TO BE DONE
Sift the listing for lines that hold the string "dancing" and pull them out.

MATERIAL PROVIDED
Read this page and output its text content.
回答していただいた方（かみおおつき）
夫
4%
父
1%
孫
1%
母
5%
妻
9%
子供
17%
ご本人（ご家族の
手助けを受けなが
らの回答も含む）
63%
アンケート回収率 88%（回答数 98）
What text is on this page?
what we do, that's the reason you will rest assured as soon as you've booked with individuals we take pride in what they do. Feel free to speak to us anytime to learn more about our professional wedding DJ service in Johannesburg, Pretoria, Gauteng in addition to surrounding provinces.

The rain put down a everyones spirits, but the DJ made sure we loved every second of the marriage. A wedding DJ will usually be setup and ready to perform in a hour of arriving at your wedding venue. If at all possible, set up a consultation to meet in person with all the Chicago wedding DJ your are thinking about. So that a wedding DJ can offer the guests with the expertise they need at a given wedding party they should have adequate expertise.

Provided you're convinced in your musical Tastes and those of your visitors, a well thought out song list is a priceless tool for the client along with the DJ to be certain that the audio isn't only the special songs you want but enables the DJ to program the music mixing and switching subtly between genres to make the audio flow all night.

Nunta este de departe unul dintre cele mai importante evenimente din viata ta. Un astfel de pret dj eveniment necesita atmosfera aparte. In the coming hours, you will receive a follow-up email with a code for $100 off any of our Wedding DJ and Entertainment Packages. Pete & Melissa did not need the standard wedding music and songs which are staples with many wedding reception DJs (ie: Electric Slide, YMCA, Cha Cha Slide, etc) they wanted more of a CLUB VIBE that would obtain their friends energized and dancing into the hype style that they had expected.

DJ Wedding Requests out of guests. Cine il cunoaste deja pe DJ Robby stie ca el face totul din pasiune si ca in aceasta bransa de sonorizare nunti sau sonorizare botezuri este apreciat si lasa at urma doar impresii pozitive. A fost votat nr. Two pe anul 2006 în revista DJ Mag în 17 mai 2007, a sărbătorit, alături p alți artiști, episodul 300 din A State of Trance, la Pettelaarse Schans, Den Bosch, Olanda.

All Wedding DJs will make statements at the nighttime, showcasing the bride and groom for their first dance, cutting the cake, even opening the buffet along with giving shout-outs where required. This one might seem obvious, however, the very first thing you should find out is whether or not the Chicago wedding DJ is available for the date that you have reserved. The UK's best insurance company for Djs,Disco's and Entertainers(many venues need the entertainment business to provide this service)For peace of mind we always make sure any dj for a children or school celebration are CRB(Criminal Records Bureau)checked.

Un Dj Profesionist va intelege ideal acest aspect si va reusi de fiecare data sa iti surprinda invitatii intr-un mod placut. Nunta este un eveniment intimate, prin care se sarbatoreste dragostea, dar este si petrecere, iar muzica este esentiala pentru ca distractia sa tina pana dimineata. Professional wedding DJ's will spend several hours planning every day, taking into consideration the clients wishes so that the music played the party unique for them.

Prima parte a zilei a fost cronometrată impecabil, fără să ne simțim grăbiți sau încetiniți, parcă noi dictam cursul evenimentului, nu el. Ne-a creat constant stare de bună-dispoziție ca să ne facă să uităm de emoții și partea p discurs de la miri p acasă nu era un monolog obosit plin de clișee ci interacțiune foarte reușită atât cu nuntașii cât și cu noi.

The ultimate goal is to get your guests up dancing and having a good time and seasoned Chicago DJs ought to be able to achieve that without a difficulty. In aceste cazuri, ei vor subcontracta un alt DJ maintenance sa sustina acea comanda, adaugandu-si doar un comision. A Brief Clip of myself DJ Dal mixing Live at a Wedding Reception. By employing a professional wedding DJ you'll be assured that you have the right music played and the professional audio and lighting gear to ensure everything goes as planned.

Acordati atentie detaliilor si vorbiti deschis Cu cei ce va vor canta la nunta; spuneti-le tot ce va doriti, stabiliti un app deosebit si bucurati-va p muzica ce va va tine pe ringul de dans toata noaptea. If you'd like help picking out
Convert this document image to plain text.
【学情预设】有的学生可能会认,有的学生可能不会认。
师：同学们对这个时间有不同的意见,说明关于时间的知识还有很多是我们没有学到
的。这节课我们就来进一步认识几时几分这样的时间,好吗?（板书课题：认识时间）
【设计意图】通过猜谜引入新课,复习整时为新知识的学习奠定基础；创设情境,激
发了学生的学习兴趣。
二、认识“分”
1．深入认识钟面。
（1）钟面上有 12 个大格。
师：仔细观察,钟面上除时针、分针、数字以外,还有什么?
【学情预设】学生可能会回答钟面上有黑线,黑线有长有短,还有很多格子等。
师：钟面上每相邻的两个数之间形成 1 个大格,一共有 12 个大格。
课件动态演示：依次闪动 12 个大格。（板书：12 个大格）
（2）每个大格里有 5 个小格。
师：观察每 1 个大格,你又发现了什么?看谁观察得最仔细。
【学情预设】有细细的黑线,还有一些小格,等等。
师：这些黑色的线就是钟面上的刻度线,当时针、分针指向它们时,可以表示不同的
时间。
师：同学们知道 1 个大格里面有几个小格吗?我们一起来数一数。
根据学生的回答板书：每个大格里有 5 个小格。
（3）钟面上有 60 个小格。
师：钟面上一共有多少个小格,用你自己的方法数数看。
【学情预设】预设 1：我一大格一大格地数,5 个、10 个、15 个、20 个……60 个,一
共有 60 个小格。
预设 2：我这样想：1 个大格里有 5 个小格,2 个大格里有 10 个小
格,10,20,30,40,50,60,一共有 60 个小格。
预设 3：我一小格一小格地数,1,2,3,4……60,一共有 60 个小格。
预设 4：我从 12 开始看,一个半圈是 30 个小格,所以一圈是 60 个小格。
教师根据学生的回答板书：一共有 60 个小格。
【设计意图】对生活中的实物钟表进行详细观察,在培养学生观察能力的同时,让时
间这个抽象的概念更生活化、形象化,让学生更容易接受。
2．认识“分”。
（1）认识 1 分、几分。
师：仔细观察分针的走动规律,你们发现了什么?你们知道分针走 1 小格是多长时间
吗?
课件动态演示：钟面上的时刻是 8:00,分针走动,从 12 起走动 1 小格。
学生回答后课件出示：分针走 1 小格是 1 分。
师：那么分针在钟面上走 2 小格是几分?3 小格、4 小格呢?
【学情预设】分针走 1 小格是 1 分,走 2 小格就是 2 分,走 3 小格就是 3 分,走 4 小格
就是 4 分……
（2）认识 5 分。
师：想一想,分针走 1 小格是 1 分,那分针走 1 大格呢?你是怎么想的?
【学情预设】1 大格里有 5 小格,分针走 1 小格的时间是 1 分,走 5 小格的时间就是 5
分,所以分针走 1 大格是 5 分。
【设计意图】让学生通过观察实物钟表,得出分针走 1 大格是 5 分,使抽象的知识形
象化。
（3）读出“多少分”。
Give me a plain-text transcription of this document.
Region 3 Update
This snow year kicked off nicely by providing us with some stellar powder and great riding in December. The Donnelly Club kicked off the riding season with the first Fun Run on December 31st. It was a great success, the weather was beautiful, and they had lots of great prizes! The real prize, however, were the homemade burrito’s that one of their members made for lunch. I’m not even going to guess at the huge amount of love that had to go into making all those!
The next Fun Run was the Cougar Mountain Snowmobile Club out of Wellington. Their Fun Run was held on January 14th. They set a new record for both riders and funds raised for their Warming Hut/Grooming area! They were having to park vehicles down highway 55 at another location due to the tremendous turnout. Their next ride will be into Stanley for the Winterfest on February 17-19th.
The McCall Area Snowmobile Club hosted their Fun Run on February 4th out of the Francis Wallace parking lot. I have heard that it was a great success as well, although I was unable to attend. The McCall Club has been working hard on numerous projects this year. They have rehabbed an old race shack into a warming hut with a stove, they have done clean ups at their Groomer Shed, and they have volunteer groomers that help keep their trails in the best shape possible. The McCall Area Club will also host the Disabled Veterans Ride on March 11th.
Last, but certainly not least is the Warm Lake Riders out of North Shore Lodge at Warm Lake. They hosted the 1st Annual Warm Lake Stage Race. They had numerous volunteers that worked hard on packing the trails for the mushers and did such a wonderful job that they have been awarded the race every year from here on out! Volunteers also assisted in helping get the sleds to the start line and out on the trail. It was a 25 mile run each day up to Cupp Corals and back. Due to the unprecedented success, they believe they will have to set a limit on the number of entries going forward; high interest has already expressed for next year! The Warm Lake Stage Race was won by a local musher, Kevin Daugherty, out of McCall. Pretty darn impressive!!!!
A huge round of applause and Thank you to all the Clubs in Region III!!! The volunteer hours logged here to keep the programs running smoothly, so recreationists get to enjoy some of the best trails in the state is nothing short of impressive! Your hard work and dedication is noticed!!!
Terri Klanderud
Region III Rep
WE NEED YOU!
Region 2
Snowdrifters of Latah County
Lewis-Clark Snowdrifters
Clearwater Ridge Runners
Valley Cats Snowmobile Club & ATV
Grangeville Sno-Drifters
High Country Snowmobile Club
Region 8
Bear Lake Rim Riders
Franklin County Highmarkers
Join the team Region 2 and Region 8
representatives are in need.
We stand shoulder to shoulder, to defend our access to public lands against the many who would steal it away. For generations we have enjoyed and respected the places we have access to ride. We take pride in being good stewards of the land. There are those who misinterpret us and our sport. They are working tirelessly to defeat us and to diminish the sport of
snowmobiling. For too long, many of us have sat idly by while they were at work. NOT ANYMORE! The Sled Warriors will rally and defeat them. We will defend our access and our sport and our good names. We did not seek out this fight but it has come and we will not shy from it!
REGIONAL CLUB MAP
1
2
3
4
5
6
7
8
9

SOLUTION
Nunta este de departe unul dintre cele mai importante evenimente din viata ta. Un astfel de pret dj eveniment necesita atmosfera aparte. In the coming hours, you will receive a follow-up email with a code for $100 off any of our Wedding DJ and Entertainment Packages. Pete & Melissa did not need the standard wedding music and songs which are staples with many wedding reception DJs (ie: Electric Slide, YMCA, Cha Cha Slide, etc) they wanted more of a CLUB VIBE that would obtain their friends energized and dancing into the hype style that they had expected.
The ultimate goal is to get your guests up dancing and having a good time and seasoned Chicago DJs ought to be able to achieve that without a difficulty. In aceste cazuri, ei vor subcontracta un alt DJ maintenance sa sustina acea comanda, adaugandu-si doar un comision. A Brief Clip of myself DJ Dal mixing Live at a Wedding Reception. By employing a professional wedding DJ you'll be assured that you have the right music played and the professional audio and lighting gear to ensure everything goes as planned.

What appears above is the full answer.